[Data items]
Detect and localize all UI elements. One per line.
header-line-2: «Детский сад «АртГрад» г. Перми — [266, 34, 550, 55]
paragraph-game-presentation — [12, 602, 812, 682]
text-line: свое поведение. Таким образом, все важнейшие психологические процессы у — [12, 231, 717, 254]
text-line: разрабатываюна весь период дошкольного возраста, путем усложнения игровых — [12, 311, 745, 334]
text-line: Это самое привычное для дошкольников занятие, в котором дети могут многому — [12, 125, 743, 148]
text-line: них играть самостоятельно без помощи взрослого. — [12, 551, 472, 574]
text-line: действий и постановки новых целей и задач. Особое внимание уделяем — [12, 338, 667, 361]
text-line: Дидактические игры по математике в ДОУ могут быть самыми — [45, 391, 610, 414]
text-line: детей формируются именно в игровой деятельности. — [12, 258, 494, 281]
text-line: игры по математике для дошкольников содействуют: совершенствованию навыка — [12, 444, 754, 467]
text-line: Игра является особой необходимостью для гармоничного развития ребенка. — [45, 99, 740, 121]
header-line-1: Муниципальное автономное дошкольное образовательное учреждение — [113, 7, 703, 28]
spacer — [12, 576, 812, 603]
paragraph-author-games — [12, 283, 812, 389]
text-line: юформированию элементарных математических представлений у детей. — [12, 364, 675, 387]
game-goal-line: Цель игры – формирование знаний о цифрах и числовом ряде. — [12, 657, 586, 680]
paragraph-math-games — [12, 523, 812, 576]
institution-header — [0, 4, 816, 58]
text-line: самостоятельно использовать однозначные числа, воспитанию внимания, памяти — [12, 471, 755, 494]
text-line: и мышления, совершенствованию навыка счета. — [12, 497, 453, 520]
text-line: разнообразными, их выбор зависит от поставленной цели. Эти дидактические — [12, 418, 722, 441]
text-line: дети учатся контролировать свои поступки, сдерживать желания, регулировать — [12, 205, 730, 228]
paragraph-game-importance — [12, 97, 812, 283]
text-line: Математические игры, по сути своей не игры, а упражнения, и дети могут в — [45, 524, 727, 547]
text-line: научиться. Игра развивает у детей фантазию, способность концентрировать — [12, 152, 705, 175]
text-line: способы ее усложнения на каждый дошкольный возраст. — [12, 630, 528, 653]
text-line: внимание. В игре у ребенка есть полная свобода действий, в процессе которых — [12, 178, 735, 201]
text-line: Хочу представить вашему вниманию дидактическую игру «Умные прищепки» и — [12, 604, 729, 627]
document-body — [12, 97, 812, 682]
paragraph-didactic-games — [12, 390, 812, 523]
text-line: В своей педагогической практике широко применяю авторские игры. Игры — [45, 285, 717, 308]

*INSTRUCTION*
Switch "localize" to "locate" in the stretch from the start of the listing through the line containing "text-line: свое поведение.", and give only those lines back with nothing else changed.

*RESULT OF THIS TASK*
Detect and locate all UI elements. One per line.
header-line-2: «Детский сад «АртГрад» г. Перми — [266, 34, 550, 55]
paragraph-game-presentation — [12, 602, 812, 682]
text-line: свое поведение. Таким образом, все важнейшие психологические процессы у — [12, 231, 717, 254]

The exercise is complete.